**INSTRUCTIONS TO FOLLOW:** Each line containing the word "Na₂SO₄" must be collected.

* Start EXTRACTED RECORDS *

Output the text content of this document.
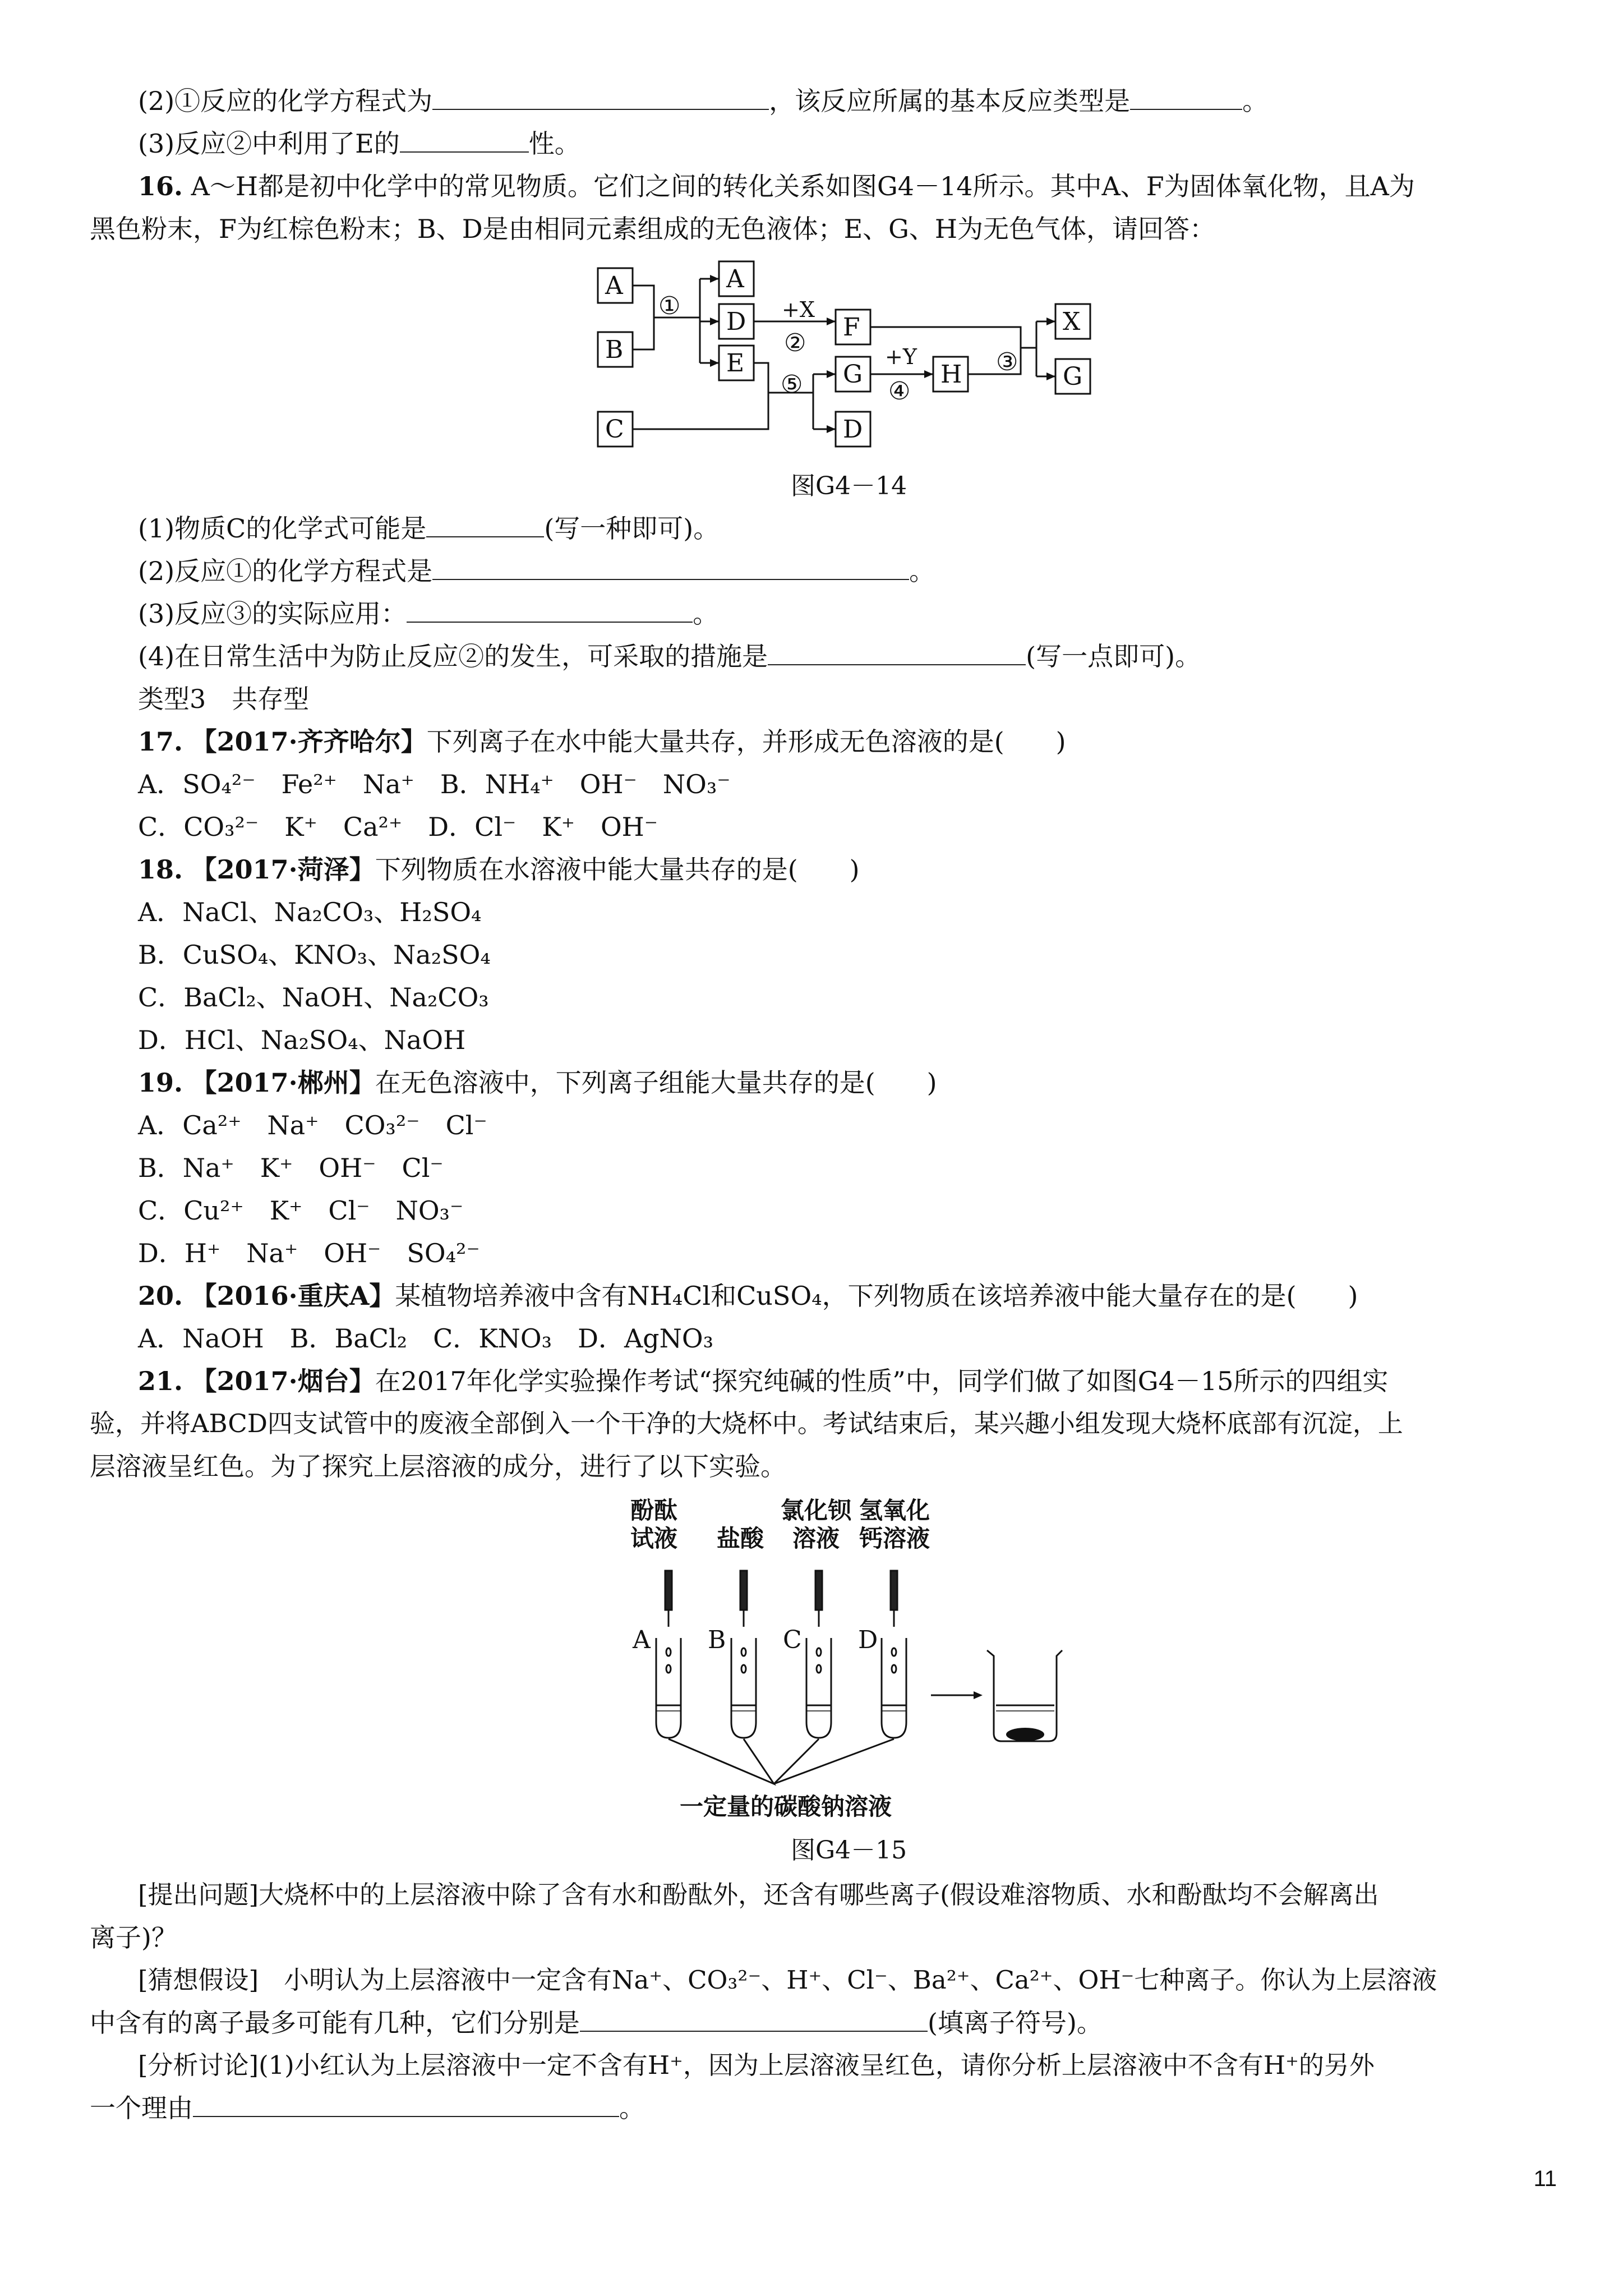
(2)①反应的化学方程式为	，该反应所属的基本反应类型是	。
(3)反应②中利用了E的	性。
16. A～H都是初中化学中的常见物质。它们之间的转化关系如图G4－14所示。其中A、F为固体氧化物，且A为
黑色粉末，F为红棕色粉末；B、D是由相同元素组成的无色液体；E、G、H为无色气体，请回答：
A
B
C
A
D
E
F
G
D
H
X
G
①	+X
②
⑤
+Y
④
③
图G4－14
(1)物质C的化学式可能是	(写一种即可)。
(2)反应①的化学方程式是	。
(3)反应③的实际应用：	。
(4)在日常生活中为防止反应②的发生，可采取的措施是	(写一点即可)。
类型3　共存型
17. 【2017·齐齐哈尔】下列离子在水中能大量共存，并形成无色溶液的是(　　)
A．SO₄²⁻　Fe²⁺　Na⁺　B．NH₄⁺　OH⁻　NO₃⁻
C．CO₃²⁻　K⁺　Ca²⁺　D．Cl⁻　K⁺　OH⁻
18. 【2017·菏泽】下列物质在水溶液中能大量共存的是(　　)
A．NaCl、Na₂CO₃、H₂SO₄
B．CuSO₄、KNO₃、Na₂SO₄
C．BaCl₂、NaOH、Na₂CO₃
D．HCl、Na₂SO₄、NaOH
19. 【2017·郴州】在无色溶液中，下列离子组能大量共存的是(　　)
A．Ca²⁺　Na⁺　CO₃²⁻　Cl⁻
B．Na⁺　K⁺　OH⁻　Cl⁻
C．Cu²⁺　K⁺　Cl⁻　NO₃⁻
D．H⁺　Na⁺　OH⁻　SO₄²⁻
20. 【2016·重庆A】某植物培养液中含有NH₄Cl和CuSO₄，下列物质在该培养液中能大量存在的是(　　)
A．NaOH　B．BaCl₂　C．KNO₃　D．AgNO₃
21. 【2017·烟台】在2017年化学实验操作考试“探究纯碱的性质”中，同学们做了如图G4－15所示的四组实
验，并将ABCD四支试管中的废液全部倒入一个干净的大烧杯中。考试结束后，某兴趣小组发现大烧杯底部有沉淀，上
层溶液呈红色。为了探究上层溶液的成分，进行了以下实验。
酚酞
试液 盐酸
氯化钡
溶液
氢氧化
钙溶液
A B C D
一定量的碳酸钠溶液
图G4－15
[提出问题]大烧杯中的上层溶液中除了含有水和酚酞外，还含有哪些离子(假设难溶物质、水和酚酞均不会解离出
离子)？
[猜想假设]　小明认为上层溶液中一定含有Na⁺、CO₃²⁻、H⁺、Cl⁻、Ba²⁺、Ca²⁺、OH⁻七种离子。你认为上层溶液
中含有的离子最多可能有几种，它们分别是	(填离子符号)。
[分析讨论](1)小红认为上层溶液中一定不含有H⁺，因为上层溶液呈红色，请你分析上层溶液中不含有H⁺的另外
一个理由	。
11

* End EXTRACTED RECORDS *

**ANSWER:**
B．CuSO₄、KNO₃、Na₂SO₄
D．HCl、Na₂SO₄、NaOH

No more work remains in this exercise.